# Direction
Print all records exactly, leaving nothing out.

# Data provided
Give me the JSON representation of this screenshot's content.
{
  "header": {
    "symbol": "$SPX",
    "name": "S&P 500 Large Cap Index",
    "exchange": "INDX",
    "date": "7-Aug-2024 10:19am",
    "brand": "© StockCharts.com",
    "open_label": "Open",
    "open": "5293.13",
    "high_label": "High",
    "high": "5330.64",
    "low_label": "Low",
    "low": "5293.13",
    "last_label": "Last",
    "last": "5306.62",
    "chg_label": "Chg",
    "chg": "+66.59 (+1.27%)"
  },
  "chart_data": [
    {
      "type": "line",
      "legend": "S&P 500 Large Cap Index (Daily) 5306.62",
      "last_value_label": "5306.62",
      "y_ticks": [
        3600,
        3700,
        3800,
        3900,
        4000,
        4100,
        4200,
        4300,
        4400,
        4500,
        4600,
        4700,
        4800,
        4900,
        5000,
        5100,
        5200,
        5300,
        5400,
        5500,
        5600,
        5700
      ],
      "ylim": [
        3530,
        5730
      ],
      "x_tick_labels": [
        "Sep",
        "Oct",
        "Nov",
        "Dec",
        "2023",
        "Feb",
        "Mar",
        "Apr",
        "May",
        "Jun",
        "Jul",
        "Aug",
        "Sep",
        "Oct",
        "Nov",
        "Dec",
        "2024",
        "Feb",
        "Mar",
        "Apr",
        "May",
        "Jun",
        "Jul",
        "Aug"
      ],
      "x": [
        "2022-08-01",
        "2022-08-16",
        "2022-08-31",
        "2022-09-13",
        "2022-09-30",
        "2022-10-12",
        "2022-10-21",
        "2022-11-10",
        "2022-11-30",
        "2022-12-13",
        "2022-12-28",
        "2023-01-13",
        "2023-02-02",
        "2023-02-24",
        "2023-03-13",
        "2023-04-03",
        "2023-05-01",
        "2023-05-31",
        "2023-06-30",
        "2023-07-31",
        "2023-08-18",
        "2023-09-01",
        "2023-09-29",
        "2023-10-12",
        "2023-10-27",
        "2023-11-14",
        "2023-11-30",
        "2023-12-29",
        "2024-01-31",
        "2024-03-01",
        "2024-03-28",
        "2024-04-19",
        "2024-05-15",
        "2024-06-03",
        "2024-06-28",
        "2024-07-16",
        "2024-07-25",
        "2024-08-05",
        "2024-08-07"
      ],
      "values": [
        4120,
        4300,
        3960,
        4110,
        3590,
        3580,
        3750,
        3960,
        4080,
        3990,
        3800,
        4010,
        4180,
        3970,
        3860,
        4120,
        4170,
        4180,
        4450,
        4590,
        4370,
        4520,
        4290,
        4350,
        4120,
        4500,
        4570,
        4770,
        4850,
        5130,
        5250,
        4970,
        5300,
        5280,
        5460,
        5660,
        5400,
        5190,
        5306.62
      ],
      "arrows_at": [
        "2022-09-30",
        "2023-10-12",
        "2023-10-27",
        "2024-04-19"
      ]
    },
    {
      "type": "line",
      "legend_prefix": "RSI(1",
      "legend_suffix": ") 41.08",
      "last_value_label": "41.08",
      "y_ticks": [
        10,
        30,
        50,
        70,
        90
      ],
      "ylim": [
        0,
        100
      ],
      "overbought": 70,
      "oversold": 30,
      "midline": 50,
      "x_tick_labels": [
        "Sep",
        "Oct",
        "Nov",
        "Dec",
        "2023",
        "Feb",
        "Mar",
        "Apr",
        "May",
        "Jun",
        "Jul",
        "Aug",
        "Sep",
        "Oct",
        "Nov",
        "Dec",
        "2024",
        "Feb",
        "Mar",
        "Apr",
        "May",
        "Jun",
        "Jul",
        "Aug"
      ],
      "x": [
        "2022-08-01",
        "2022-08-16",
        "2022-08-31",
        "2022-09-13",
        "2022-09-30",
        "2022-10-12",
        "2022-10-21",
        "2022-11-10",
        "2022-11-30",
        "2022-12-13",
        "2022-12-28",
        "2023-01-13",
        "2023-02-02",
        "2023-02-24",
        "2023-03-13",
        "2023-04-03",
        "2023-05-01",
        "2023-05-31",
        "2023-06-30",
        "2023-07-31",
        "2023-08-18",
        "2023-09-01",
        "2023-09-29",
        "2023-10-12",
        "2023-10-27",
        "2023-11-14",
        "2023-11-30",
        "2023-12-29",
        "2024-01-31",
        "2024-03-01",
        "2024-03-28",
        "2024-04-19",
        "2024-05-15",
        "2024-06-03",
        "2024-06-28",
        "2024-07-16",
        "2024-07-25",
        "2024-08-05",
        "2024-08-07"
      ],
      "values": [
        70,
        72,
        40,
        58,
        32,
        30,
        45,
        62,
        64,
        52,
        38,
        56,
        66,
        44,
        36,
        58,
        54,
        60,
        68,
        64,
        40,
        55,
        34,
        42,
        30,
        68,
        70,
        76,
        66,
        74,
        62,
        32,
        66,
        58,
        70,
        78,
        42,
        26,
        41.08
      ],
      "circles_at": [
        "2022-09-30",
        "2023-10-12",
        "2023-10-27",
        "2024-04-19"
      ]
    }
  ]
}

# Task result
Give me the JSON representation of this screenshot's content.
{
  "header": {
    "symbol": "$SPX",
    "name": "S&P 500 Large Cap Index",
    "exchange": "INDX",
    "date": "7-Aug-2024 10:19am",
    "brand": "© StockCharts.com",
    "open_label": "Open",
    "open": "5293.13",
    "high_label": "High",
    "high": "5330.64",
    "low_label": "Low",
    "low": "5293.13",
    "last_label": "Last",
    "last": "5306.62",
    "chg_label": "Chg",
    "chg": "+66.59 (+1.27%)"
  },
  "chart_data": [
    {
      "type": "line",
      "legend": "S&P 500 Large Cap Index (Daily) 5306.62",
      "last_value_label": "5306.62",
      "y_ticks": [
        3600,
        3700,
        3800,
        3900,
        4000,
        4100,
        4200,
        4300,
        4400,
        4500,
        4600,
        4700,
        4800,
        4900,
        5000,
        5100,
        5200,
        5300,
        5400,
        5500,
        5600,
        5700
      ],
      "ylim": [
        3530,
        5730
      ],
      "x_tick_labels": [
        "Sep",
        "Oct",
        "Nov",
        "Dec",
        "2023",
        "Feb",
        "Mar",
        "Apr",
        "May",
        "Jun",
        "Jul",
        "Aug",
        "Sep",
        "Oct",
        "Nov",
        "Dec",
        "2024",
        "Feb",
        "Mar",
        "Apr",
        "May",
        "Jun",
        "Jul",
        "Aug"
      ],
      "x": [
        "2022-08-01",
        "2022-08-16",
        "2022-08-31",
        "2022-09-13",
        "2022-09-30",
        "2022-10-12",
        "2022-10-21",
        "2022-11-10",
        "2022-11-30",
        "2022-12-13",
        "2022-12-28",
        "2023-01-13",
        "2023-02-02",
        "2023-02-24",
        "2023-03-13",
        "2023-04-03",
        "2023-05-01",
        "2023-05-31",
        "2023-06-30",
        "2023-07-31",
        "2023-08-18",
        "2023-09-01",
        "2023-09-29",
        "2023-10-12",
        "2023-10-27",
        "2023-11-14",
        "2023-11-30",
        "2023-12-29",
        "2024-01-31",
        "2024-03-01",
        "2024-03-28",
        "2024-04-19",
        "2024-05-15",
        "2024-06-03",
        "2024-06-28",
        "2024-07-16",
        "2024-07-25",
        "2024-08-05",
        "2024-08-07"
      ],
      "values": [
        4120,
        4300,
        3960,
        4110,
        3590,
        3580,
        3750,
        3960,
        4080,
        3990,
        3800,
        4010,
        4180,
        3970,
        3860,
        4120,
        4170,
        4180,
        4450,
        4590,
        4370,
        4520,
        4290,
        4350,
        4120,
        4500,
        4570,
        4770,
        4850,
        5130,
        5250,
        4970,
        5300,
        5280,
        5460,
        5660,
        5400,
        5190,
        5306.62
      ],
      "arrows_at": [
        "2022-09-30",
        "2023-10-12",
        "2023-10-27",
        "2024-04-19"
      ]
    },
    {
      "type": "line",
      "legend_prefix": "RSI(1",
      "legend_suffix": ") 41.08",
      "last_value_label": "41.08",
      "y_ticks": [
        10,
        30,
        50,
        70,
        90
      ],
      "ylim": [
        0,
        100
      ],
      "overbought": 70,
      "oversold": 30,
      "midline": 50,
      "x_tick_labels": [
        "Sep",
        "Oct",
        "Nov",
        "Dec",
        "2023",
        "Feb",
        "Mar",
        "Apr",
        "May",
        "Jun",
        "Jul",
        "Aug",
        "Sep",
        "Oct",
        "Nov",
        "Dec",
        "2024",
        "Feb",
        "Mar",
        "Apr",
        "May",
        "Jun",
        "Jul",
        "Aug"
      ],
      "x": [
        "2022-08-01",
        "2022-08-16",
        "2022-08-31",
        "2022-09-13",
        "2022-09-30",
        "2022-10-12",
        "2022-10-21",
        "2022-11-10",
        "2022-11-30",
        "2022-12-13",
        "2022-12-28",
        "2023-01-13",
        "2023-02-02",
        "2023-02-24",
        "2023-03-13",
        "2023-04-03",
        "2023-05-01",
        "2023-05-31",
        "2023-06-30",
        "2023-07-31",
        "2023-08-18",
        "2023-09-01",
        "2023-09-29",
        "2023-10-12",
        "2023-10-27",
        "2023-11-14",
        "2023-11-30",
        "2023-12-29",
        "2024-01-31",
        "2024-03-01",
        "2024-03-28",
        "2024-04-19",
        "2024-05-15",
        "2024-06-03",
        "2024-06-28",
        "2024-07-16",
        "2024-07-25",
        "2024-08-05",
        "2024-08-07"
      ],
      "values": [
        70,
        72,
        40,
        58,
        32,
        30,
        45,
        62,
        64,
        52,
        38,
        56,
        66,
        44,
        36,
        58,
        54,
        60,
        68,
        64,
        40,
        55,
        34,
        42,
        30,
        68,
        70,
        76,
        66,
        74,
        62,
        32,
        66,
        58,
        70,
        78,
        42,
        26,
        41.08
      ],
      "circles_at": [
        "2022-09-30",
        "2023-10-12",
        "2023-10-27",
        "2024-04-19"
      ]
    }
  ]
}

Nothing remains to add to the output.